AIM OF THE TASK:
Set the listing down again in full, word for word, with the pictures left out.

---------- ENTRIES PROVIDED ----------

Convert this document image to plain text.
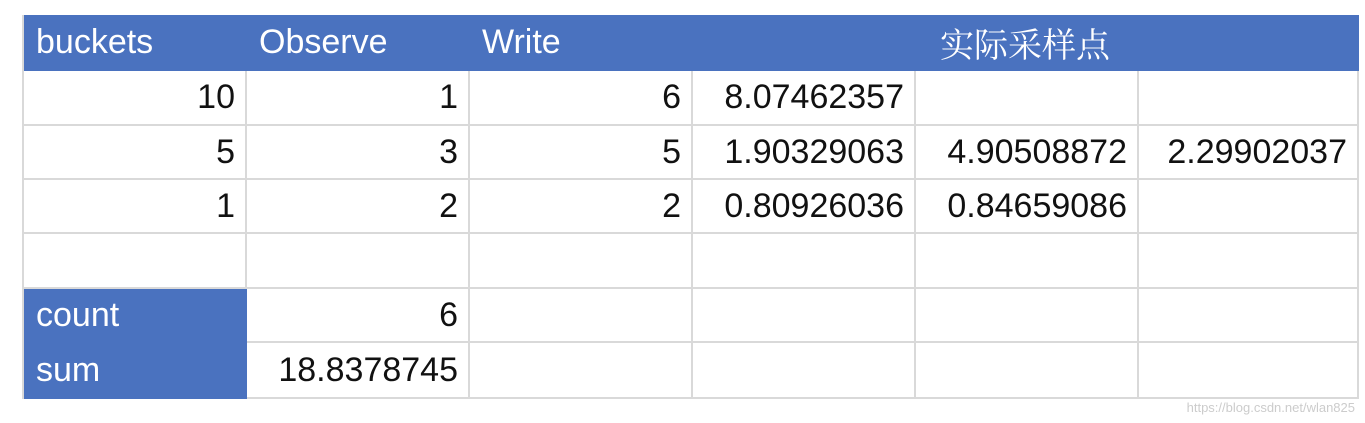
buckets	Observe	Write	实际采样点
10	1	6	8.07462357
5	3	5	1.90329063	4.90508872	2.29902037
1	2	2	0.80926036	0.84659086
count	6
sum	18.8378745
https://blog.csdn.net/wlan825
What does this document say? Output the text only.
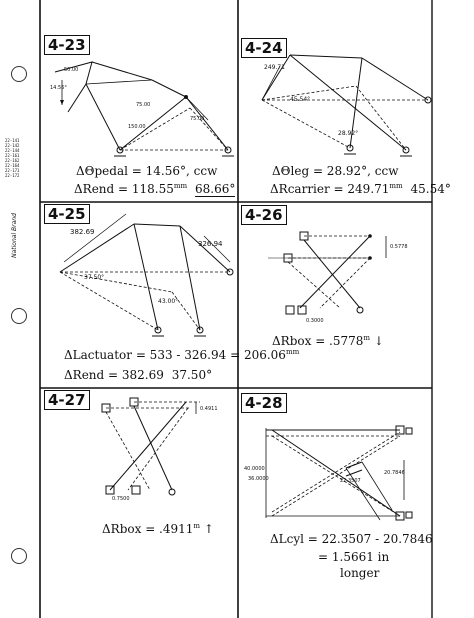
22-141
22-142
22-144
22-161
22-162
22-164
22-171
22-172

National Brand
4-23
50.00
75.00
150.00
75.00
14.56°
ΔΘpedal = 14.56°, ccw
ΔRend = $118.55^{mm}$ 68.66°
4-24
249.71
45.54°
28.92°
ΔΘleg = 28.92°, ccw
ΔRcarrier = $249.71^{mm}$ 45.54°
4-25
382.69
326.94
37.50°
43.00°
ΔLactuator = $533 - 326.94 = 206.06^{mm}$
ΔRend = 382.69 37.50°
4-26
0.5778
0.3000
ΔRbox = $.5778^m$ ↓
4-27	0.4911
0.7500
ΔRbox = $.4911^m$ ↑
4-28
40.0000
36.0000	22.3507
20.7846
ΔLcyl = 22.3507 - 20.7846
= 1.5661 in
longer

----------

WRITTEN SOLUTION:
Convert this document image to plain text.
buckets	Observe	Write	实际采样点
10	1	6	8.07462357
5	3	5	1.90329063	4.90508872	2.29902037
1	2	2	0.80926036	0.84659086
count	6
sum	18.8378745
https://blog.csdn.net/wlan825
What does this document say? Output the text only.
22-141
22-142
22-144
22-161
22-162
22-164
22-171
22-172

National Brand
4-23
50.00
75.00
150.00
75.00
14.56°
ΔΘpedal = 14.56°, ccw
ΔRend = $118.55^{mm}$ 68.66°
4-24
249.71
45.54°
28.92°
ΔΘleg = 28.92°, ccw
ΔRcarrier = $249.71^{mm}$ 45.54°
4-25
382.69
326.94
37.50°
43.00°
ΔLactuator = $533 - 326.94 = 206.06^{mm}$
ΔRend = 382.69 37.50°
4-26
0.5778
0.3000
ΔRbox = $.5778^m$ ↓
4-27	0.4911
0.7500
ΔRbox = $.4911^m$ ↑
4-28
40.0000
36.0000	22.3507
20.7846
ΔLcyl = 22.3507 - 20.7846
= 1.5661 in
longer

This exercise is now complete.